◆ EXERCISE GOAL: Reproduce the entire listing word for word.

* start *

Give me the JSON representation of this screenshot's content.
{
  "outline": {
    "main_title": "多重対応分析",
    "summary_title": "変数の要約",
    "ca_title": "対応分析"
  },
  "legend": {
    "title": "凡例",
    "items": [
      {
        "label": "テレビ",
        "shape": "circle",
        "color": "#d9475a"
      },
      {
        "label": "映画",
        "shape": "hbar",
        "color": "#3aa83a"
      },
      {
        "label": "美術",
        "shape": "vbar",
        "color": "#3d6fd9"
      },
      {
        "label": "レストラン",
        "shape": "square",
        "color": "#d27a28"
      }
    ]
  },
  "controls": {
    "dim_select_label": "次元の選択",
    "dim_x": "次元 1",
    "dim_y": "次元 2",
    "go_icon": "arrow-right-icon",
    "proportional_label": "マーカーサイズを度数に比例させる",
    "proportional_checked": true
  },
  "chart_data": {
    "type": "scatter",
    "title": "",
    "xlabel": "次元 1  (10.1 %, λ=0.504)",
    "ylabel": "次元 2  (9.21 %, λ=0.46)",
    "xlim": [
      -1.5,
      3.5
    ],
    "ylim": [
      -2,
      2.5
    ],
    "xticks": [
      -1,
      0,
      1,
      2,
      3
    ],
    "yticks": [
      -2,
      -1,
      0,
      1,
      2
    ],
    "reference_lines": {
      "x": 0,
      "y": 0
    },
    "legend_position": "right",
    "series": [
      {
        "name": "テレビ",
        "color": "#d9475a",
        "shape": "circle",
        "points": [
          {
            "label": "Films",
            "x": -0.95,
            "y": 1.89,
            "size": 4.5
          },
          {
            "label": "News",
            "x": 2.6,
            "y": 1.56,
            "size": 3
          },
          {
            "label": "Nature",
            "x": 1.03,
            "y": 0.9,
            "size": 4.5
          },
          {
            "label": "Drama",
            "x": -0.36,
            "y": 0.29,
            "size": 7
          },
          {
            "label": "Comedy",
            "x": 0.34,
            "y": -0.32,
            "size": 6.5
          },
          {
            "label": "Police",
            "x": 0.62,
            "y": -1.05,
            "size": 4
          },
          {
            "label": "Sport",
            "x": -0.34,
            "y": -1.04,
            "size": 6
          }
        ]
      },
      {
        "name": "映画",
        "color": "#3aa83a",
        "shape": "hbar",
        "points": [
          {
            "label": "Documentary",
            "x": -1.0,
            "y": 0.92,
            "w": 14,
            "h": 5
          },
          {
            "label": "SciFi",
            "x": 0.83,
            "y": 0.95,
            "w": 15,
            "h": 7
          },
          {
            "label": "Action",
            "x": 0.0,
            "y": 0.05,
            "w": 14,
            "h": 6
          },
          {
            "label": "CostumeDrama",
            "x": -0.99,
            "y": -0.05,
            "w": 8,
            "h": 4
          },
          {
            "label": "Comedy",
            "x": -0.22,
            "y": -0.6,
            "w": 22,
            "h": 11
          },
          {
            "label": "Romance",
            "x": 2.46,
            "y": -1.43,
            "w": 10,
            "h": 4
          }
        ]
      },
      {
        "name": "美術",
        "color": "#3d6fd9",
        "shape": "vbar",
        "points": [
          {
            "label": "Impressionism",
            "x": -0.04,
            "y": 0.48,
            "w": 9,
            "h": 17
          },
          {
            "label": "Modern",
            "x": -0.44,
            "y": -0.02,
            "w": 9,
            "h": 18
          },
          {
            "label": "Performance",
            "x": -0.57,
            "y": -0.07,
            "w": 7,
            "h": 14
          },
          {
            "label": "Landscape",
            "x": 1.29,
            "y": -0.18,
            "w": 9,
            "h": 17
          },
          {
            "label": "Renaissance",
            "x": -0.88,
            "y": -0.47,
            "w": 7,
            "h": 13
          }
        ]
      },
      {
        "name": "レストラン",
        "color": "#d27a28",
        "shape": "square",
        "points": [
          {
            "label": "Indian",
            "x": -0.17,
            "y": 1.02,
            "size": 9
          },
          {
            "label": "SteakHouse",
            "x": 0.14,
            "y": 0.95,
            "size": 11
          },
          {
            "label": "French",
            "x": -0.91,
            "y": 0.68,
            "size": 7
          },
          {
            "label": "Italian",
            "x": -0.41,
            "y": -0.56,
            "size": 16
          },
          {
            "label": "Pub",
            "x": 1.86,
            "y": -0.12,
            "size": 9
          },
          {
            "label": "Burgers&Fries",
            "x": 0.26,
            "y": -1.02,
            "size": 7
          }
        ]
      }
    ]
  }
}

* end *

◆ OUTPUT:
Give me the JSON representation of this screenshot's content.
{
  "outline": {
    "main_title": "多重対応分析",
    "summary_title": "変数の要約",
    "ca_title": "対応分析"
  },
  "legend": {
    "title": "凡例",
    "items": [
      {
        "label": "テレビ",
        "shape": "circle",
        "color": "#d9475a"
      },
      {
        "label": "映画",
        "shape": "hbar",
        "color": "#3aa83a"
      },
      {
        "label": "美術",
        "shape": "vbar",
        "color": "#3d6fd9"
      },
      {
        "label": "レストラン",
        "shape": "square",
        "color": "#d27a28"
      }
    ]
  },
  "controls": {
    "dim_select_label": "次元の選択",
    "dim_x": "次元 1",
    "dim_y": "次元 2",
    "go_icon": "arrow-right-icon",
    "proportional_label": "マーカーサイズを度数に比例させる",
    "proportional_checked": true
  },
  "chart_data": {
    "type": "scatter",
    "title": "",
    "xlabel": "次元 1  (10.1 %, λ=0.504)",
    "ylabel": "次元 2  (9.21 %, λ=0.46)",
    "xlim": [
      -1.5,
      3.5
    ],
    "ylim": [
      -2,
      2.5
    ],
    "xticks": [
      -1,
      0,
      1,
      2,
      3
    ],
    "yticks": [
      -2,
      -1,
      0,
      1,
      2
    ],
    "reference_lines": {
      "x": 0,
      "y": 0
    },
    "legend_position": "right",
    "series": [
      {
        "name": "テレビ",
        "color": "#d9475a",
        "shape": "circle",
        "points": [
          {
            "label": "Films",
            "x": -0.95,
            "y": 1.89,
            "size": 4.5
          },
          {
            "label": "News",
            "x": 2.6,
            "y": 1.56,
            "size": 3
          },
          {
            "label": "Nature",
            "x": 1.03,
            "y": 0.9,
            "size": 4.5
          },
          {
            "label": "Drama",
            "x": -0.36,
            "y": 0.29,
            "size": 7
          },
          {
            "label": "Comedy",
            "x": 0.34,
            "y": -0.32,
            "size": 6.5
          },
          {
            "label": "Police",
            "x": 0.62,
            "y": -1.05,
            "size": 4
          },
          {
            "label": "Sport",
            "x": -0.34,
            "y": -1.04,
            "size": 6
          }
        ]
      },
      {
        "name": "映画",
        "color": "#3aa83a",
        "shape": "hbar",
        "points": [
          {
            "label": "Documentary",
            "x": -1.0,
            "y": 0.92,
            "w": 14,
            "h": 5
          },
          {
            "label": "SciFi",
            "x": 0.83,
            "y": 0.95,
            "w": 15,
            "h": 7
          },
          {
            "label": "Action",
            "x": 0.0,
            "y": 0.05,
            "w": 14,
            "h": 6
          },
          {
            "label": "CostumeDrama",
            "x": -0.99,
            "y": -0.05,
            "w": 8,
            "h": 4
          },
          {
            "label": "Comedy",
            "x": -0.22,
            "y": -0.6,
            "w": 22,
            "h": 11
          },
          {
            "label": "Romance",
            "x": 2.46,
            "y": -1.43,
            "w": 10,
            "h": 4
          }
        ]
      },
      {
        "name": "美術",
        "color": "#3d6fd9",
        "shape": "vbar",
        "points": [
          {
            "label": "Impressionism",
            "x": -0.04,
            "y": 0.48,
            "w": 9,
            "h": 17
          },
          {
            "label": "Modern",
            "x": -0.44,
            "y": -0.02,
            "w": 9,
            "h": 18
          },
          {
            "label": "Performance",
            "x": -0.57,
            "y": -0.07,
            "w": 7,
            "h": 14
          },
          {
            "label": "Landscape",
            "x": 1.29,
            "y": -0.18,
            "w": 9,
            "h": 17
          },
          {
            "label": "Renaissance",
            "x": -0.88,
            "y": -0.47,
            "w": 7,
            "h": 13
          }
        ]
      },
      {
        "name": "レストラン",
        "color": "#d27a28",
        "shape": "square",
        "points": [
          {
            "label": "Indian",
            "x": -0.17,
            "y": 1.02,
            "size": 9
          },
          {
            "label": "SteakHouse",
            "x": 0.14,
            "y": 0.95,
            "size": 11
          },
          {
            "label": "French",
            "x": -0.91,
            "y": 0.68,
            "size": 7
          },
          {
            "label": "Italian",
            "x": -0.41,
            "y": -0.56,
            "size": 16
          },
          {
            "label": "Pub",
            "x": 1.86,
            "y": -0.12,
            "size": 9
          },
          {
            "label": "Burgers&Fries",
            "x": 0.26,
            "y": -1.02,
            "size": 7
          }
        ]
      }
    ]
  }
}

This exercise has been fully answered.